**What is needed:** Look through the data below and report how many lines include "إنما". Only the number should be given.

Records contained in a dataset:
:::::
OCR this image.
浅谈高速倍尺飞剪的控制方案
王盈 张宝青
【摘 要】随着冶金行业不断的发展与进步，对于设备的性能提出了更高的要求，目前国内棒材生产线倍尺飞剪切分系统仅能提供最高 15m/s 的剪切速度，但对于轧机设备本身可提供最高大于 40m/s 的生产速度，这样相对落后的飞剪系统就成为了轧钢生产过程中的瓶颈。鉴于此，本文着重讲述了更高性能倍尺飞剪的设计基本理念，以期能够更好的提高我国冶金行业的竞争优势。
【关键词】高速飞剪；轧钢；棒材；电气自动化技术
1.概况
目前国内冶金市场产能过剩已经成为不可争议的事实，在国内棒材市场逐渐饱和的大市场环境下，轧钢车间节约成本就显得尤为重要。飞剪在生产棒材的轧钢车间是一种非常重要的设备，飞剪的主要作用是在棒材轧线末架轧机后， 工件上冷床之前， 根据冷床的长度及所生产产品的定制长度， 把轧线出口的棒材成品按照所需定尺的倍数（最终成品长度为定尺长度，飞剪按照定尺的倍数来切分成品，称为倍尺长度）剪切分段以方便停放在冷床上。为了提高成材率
:::::
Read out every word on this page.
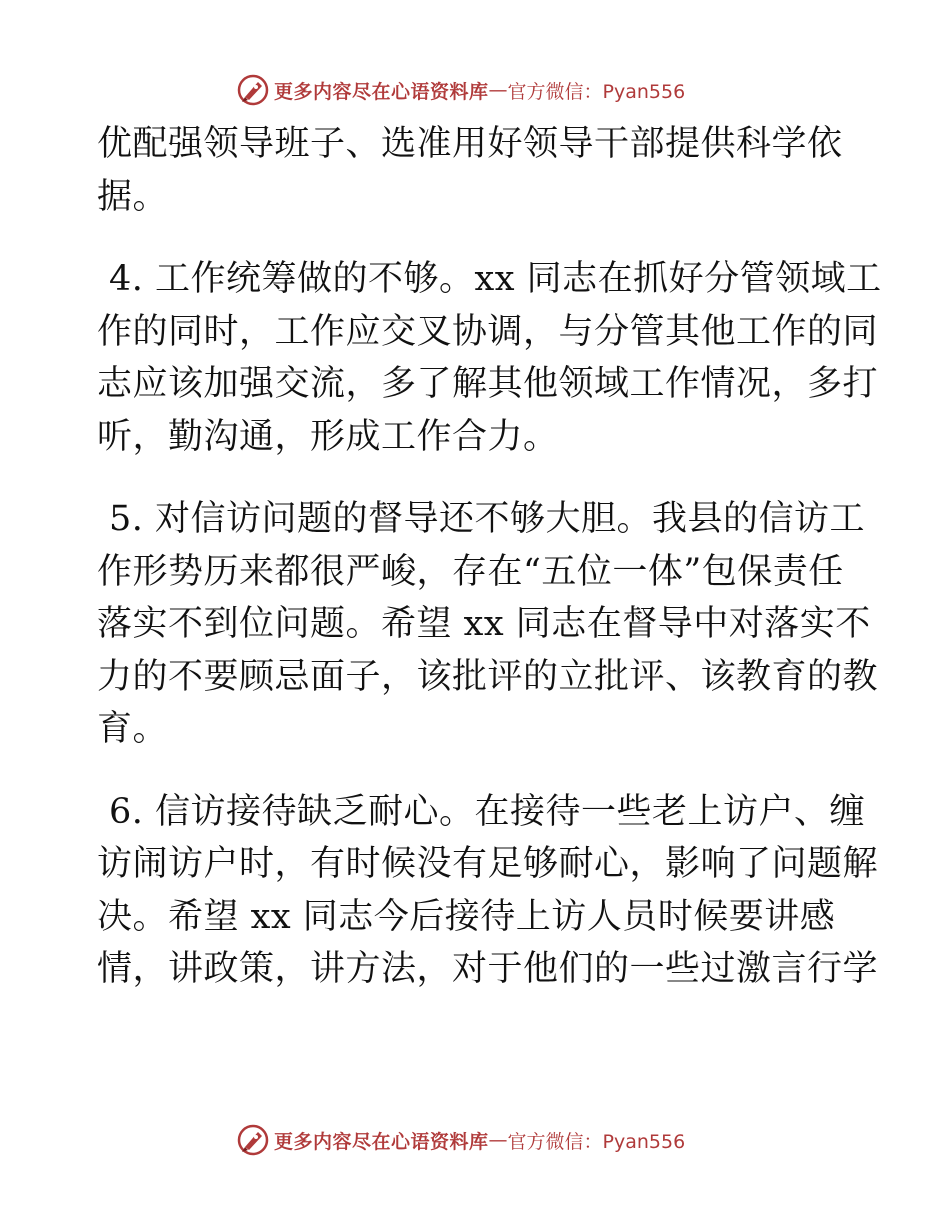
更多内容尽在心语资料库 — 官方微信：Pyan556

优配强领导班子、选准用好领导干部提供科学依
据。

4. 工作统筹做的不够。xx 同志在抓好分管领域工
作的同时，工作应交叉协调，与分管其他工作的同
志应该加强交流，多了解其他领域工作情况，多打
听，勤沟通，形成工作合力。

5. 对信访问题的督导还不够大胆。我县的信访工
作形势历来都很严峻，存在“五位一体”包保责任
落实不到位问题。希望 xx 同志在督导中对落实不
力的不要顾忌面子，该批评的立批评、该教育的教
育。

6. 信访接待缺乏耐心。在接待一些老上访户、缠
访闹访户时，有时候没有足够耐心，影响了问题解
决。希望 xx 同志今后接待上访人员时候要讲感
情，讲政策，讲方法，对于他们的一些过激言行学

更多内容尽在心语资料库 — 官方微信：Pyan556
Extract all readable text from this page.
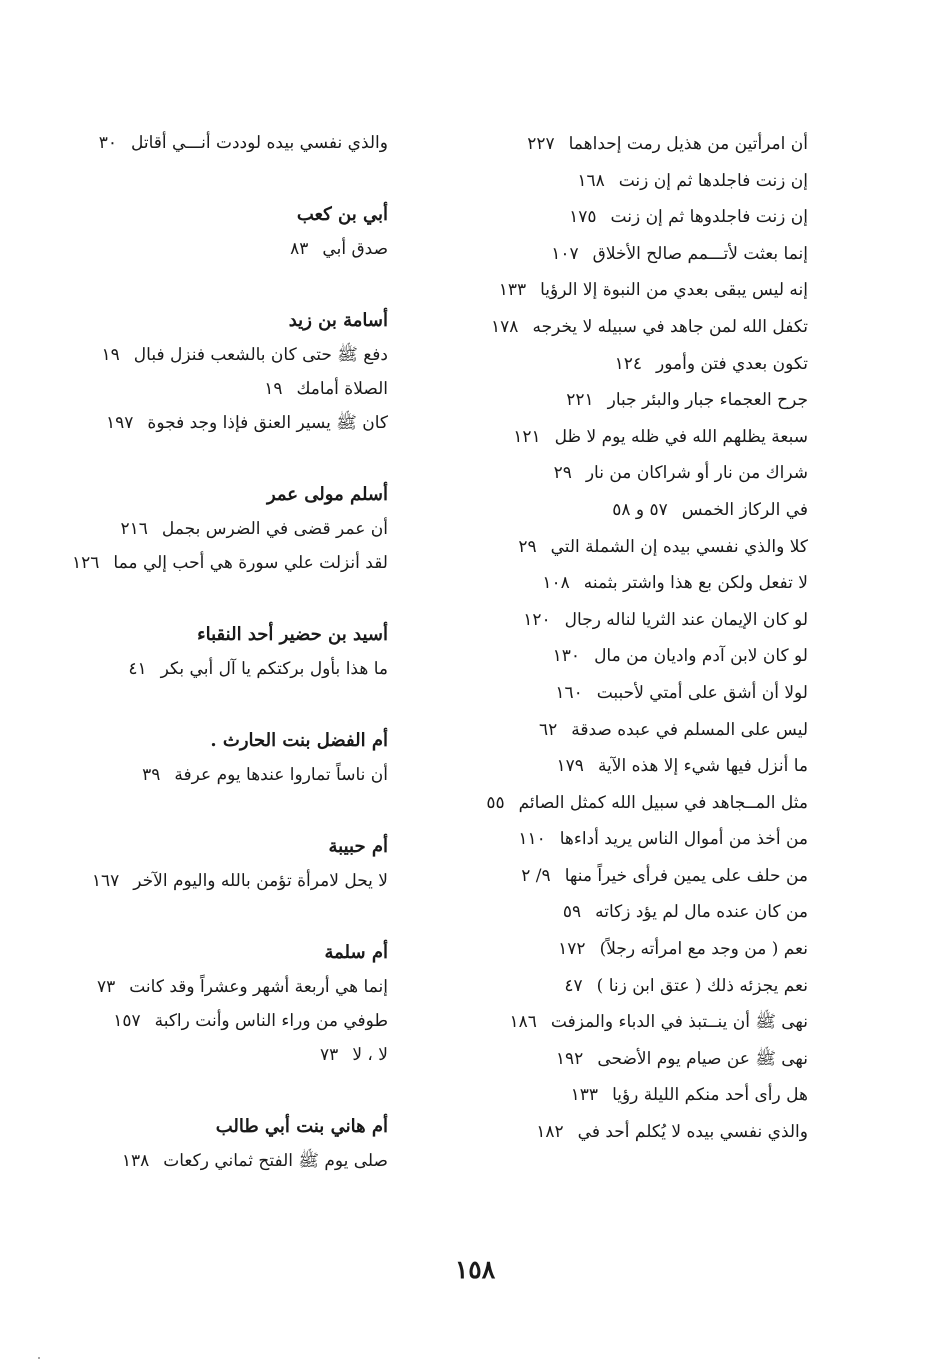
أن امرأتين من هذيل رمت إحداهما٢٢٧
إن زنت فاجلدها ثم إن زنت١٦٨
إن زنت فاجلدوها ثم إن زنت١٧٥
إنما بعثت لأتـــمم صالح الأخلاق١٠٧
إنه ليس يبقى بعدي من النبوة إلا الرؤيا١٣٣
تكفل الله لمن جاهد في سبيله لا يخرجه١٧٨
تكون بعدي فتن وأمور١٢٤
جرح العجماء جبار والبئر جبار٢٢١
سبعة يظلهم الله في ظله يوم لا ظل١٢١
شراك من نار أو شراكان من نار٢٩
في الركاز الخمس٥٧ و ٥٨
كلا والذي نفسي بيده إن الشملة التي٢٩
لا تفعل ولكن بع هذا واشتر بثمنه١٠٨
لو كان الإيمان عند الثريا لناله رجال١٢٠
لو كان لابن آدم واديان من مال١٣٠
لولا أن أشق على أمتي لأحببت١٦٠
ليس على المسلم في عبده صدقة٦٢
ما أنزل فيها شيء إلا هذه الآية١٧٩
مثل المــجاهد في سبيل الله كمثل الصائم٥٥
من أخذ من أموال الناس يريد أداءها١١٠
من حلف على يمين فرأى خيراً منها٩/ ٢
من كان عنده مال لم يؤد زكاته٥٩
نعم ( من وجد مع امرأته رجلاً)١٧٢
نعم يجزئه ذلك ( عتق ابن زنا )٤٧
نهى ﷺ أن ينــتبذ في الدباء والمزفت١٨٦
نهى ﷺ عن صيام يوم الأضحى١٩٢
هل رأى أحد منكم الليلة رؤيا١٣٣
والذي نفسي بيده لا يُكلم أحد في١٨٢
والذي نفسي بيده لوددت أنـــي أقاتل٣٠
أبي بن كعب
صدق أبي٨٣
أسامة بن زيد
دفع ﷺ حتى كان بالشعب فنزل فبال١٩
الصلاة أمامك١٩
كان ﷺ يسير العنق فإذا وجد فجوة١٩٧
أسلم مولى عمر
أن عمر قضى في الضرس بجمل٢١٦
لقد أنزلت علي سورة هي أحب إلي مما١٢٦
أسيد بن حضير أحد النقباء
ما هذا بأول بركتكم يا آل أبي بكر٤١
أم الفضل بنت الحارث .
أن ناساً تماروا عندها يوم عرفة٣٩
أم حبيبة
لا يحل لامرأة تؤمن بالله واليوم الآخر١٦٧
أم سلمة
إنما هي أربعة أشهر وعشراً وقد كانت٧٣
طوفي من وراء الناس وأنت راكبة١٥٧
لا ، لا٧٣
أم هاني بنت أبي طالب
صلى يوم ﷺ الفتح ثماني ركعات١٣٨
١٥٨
:::::
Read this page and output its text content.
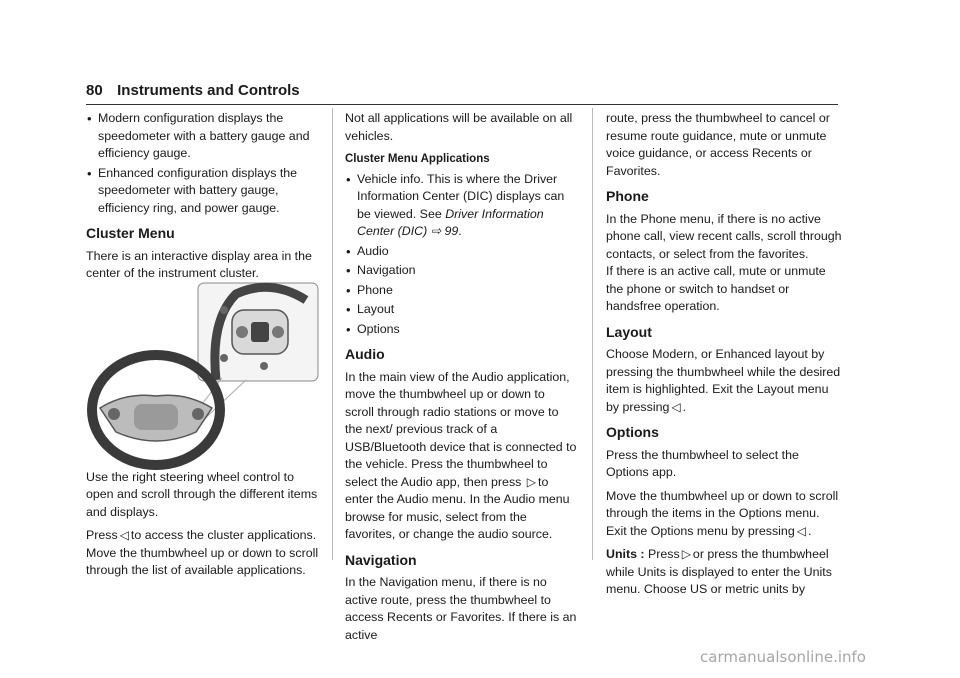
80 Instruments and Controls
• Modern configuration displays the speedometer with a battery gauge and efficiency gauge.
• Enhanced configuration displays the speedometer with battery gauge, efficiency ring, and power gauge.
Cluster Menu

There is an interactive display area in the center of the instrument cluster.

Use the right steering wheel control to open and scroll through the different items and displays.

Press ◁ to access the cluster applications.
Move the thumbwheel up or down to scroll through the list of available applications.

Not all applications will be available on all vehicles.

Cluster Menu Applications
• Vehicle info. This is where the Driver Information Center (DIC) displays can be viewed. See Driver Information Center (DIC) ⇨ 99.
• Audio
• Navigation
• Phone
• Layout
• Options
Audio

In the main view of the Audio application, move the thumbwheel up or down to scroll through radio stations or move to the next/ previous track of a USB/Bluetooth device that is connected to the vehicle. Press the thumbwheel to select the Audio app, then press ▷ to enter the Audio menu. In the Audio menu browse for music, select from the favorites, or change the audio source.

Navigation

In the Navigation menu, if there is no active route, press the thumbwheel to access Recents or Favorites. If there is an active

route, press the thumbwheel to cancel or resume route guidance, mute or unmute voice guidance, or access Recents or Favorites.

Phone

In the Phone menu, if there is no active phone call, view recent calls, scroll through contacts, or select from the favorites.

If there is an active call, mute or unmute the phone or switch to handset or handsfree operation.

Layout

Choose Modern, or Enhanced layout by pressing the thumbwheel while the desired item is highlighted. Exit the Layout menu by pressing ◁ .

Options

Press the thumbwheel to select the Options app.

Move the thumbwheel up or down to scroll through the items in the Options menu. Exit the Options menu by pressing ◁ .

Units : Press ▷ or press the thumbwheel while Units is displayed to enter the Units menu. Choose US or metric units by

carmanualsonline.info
:::::
**Answer to the task:** 2